**Stored records**.
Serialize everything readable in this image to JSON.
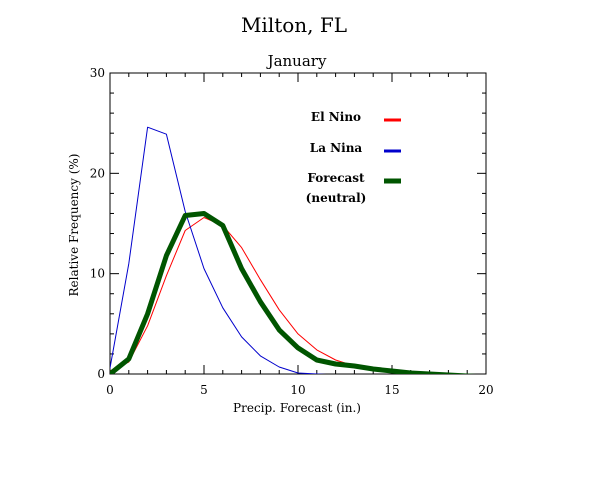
{
  "title": "Milton, FL",
  "subtitle": "January",
  "chart_data": {
    "type": "line",
    "xlabel": "Precip. Forecast (in.)",
    "ylabel": "Relative Frequency (%)",
    "xlim": [
      0,
      20
    ],
    "ylim": [
      0,
      30
    ],
    "x_ticks": [
      0,
      5,
      10,
      15,
      20
    ],
    "y_ticks": [
      0,
      10,
      20,
      30
    ],
    "x_tick_labels": [
      "0",
      "5",
      "10",
      "15",
      "20"
    ],
    "y_tick_labels": [
      "0",
      "10",
      "20",
      "30"
    ],
    "grid": false,
    "legend_position": "top-right",
    "x": [
      0,
      1,
      2,
      3,
      4,
      5,
      6,
      7,
      8,
      9,
      10,
      11,
      12,
      13,
      14,
      15,
      16,
      17,
      18,
      19,
      20
    ],
    "series": [
      {
        "name": "El Nino",
        "color": "#ff0000",
        "width": 1,
        "values": [
          0.3,
          1.2,
          4.8,
          9.8,
          14.3,
          15.6,
          14.8,
          12.6,
          9.4,
          6.4,
          4.0,
          2.4,
          1.4,
          0.8,
          0.5,
          0.2,
          0.1,
          0.0,
          0.0,
          -0.2,
          -0.3
        ]
      },
      {
        "name": "La Nina",
        "color": "#0000cc",
        "width": 1,
        "values": [
          0.6,
          11.0,
          24.6,
          23.9,
          16.2,
          10.5,
          6.6,
          3.7,
          1.8,
          0.7,
          0.1,
          0.0,
          -0.1,
          -0.1,
          -0.1,
          -0.1,
          -0.1,
          -0.1,
          -0.1,
          -0.1,
          -0.1
        ]
      },
      {
        "name": "Forecast (neutral)",
        "legend_lines": [
          "Forecast",
          "(neutral)"
        ],
        "color": "#005500",
        "width": 5,
        "values": [
          0.0,
          1.5,
          6.0,
          11.8,
          15.8,
          16.0,
          14.8,
          10.5,
          7.2,
          4.4,
          2.6,
          1.4,
          1.0,
          0.8,
          0.5,
          0.3,
          0.1,
          0.0,
          -0.1,
          -0.2,
          -0.3
        ]
      }
    ]
  }
}
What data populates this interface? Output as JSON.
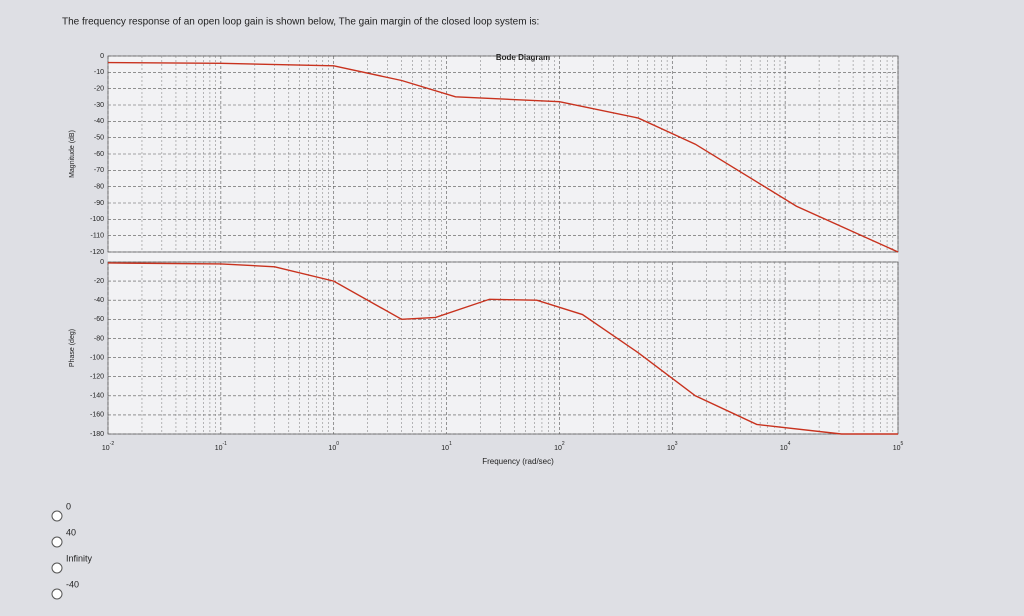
{
  "question": "The frequency response of an open loop gain is shown below, The gain margin of the closed loop system is:",
  "chart_data": [
    {
      "type": "line",
      "title": "Bode Diagram",
      "ylabel": "Magnitude (dB)",
      "xscale": "log",
      "grid": true,
      "xlim": [
        0.01,
        100000
      ],
      "xticks": [
        0.01,
        0.1,
        1,
        10,
        100,
        1000,
        10000,
        100000
      ],
      "ylim": [
        -120,
        0
      ],
      "yticks": [
        0,
        -10,
        -20,
        -30,
        -40,
        -50,
        -60,
        -70,
        -80,
        -90,
        -100,
        -110,
        -120
      ],
      "x": [
        0.01,
        0.1,
        1,
        4,
        12,
        100,
        500,
        1600,
        12600,
        100000
      ],
      "series": [
        {
          "name": "Magnitude",
          "color": "#c8321e",
          "values": [
            -4,
            -4.5,
            -6,
            -15,
            -25,
            -28,
            -38,
            -54,
            -92,
            -120
          ]
        }
      ]
    },
    {
      "type": "line",
      "ylabel": "Phase (deg)",
      "xlabel": "Frequency (rad/sec)",
      "xscale": "log",
      "grid": true,
      "xlim": [
        0.01,
        100000
      ],
      "xticks": [
        {
          "value": 0.01,
          "label": "10",
          "exponent": "-2"
        },
        {
          "value": 0.1,
          "label": "10",
          "exponent": "-1"
        },
        {
          "value": 1,
          "label": "10",
          "exponent": "0"
        },
        {
          "value": 10,
          "label": "10",
          "exponent": "1"
        },
        {
          "value": 100,
          "label": "10",
          "exponent": "2"
        },
        {
          "value": 1000,
          "label": "10",
          "exponent": "3"
        },
        {
          "value": 10000,
          "label": "10",
          "exponent": "4"
        },
        {
          "value": 100000,
          "label": "10",
          "exponent": "5"
        }
      ],
      "ylim": [
        -180,
        0
      ],
      "yticks": [
        0,
        -20,
        -40,
        -60,
        -80,
        -100,
        -120,
        -140,
        -160,
        -180
      ],
      "x": [
        0.01,
        0.1,
        0.3,
        1,
        4,
        8,
        24,
        63,
        160,
        500,
        1600,
        5600,
        31600,
        100000
      ],
      "series": [
        {
          "name": "Phase",
          "color": "#c8321e",
          "values": [
            -1,
            -2,
            -5,
            -20,
            -60,
            -58,
            -39,
            -40,
            -55,
            -95,
            -140,
            -170,
            -180,
            -180
          ]
        }
      ]
    }
  ],
  "options": [
    "0",
    "40",
    "Infinity",
    "-40"
  ]
}
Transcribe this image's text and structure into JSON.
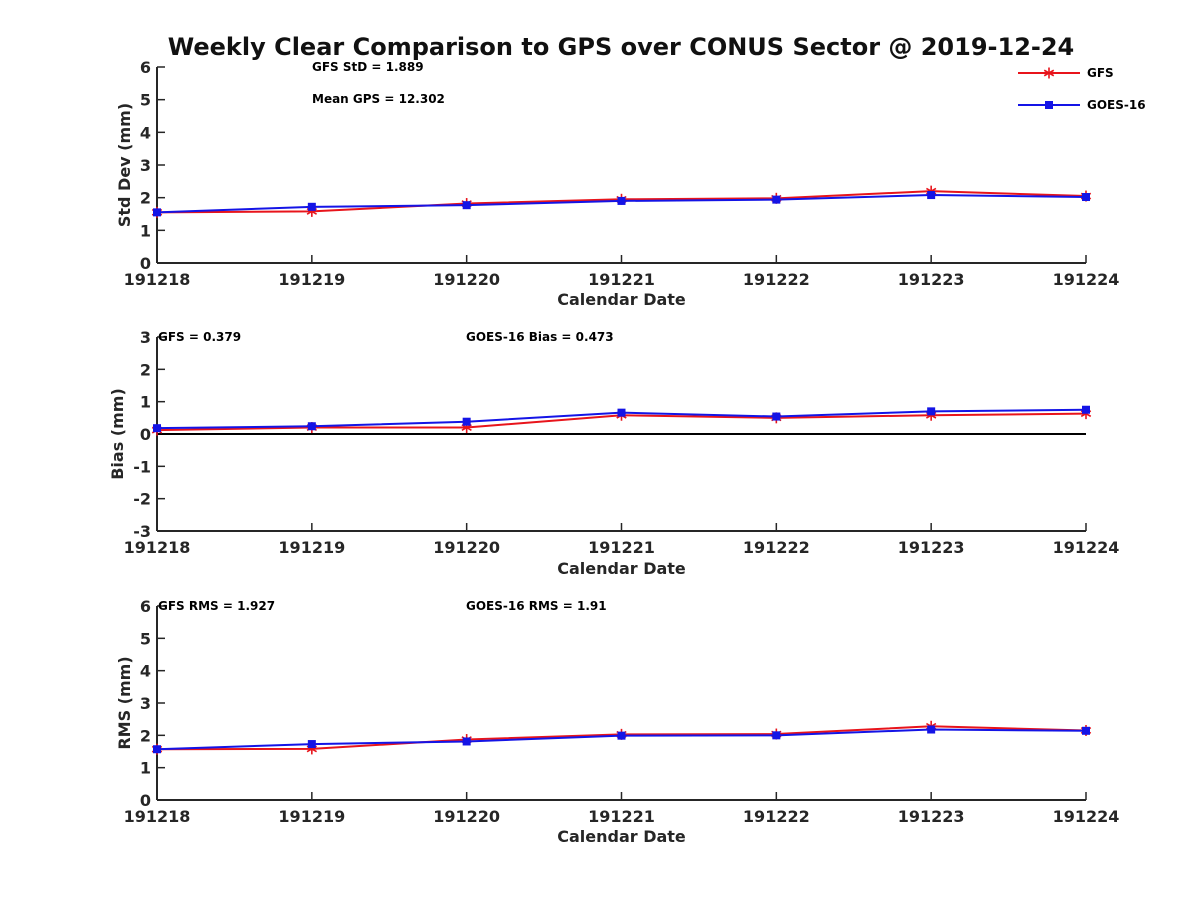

**Prompt**. Extract every line containing the string "name" from the material.

**Expected answer**.
        "name": "El Nino",
        "name": "La Nina",
        "name": "Forecast (neutral)",
          "name": "Magnitude",
          "name": "Phase",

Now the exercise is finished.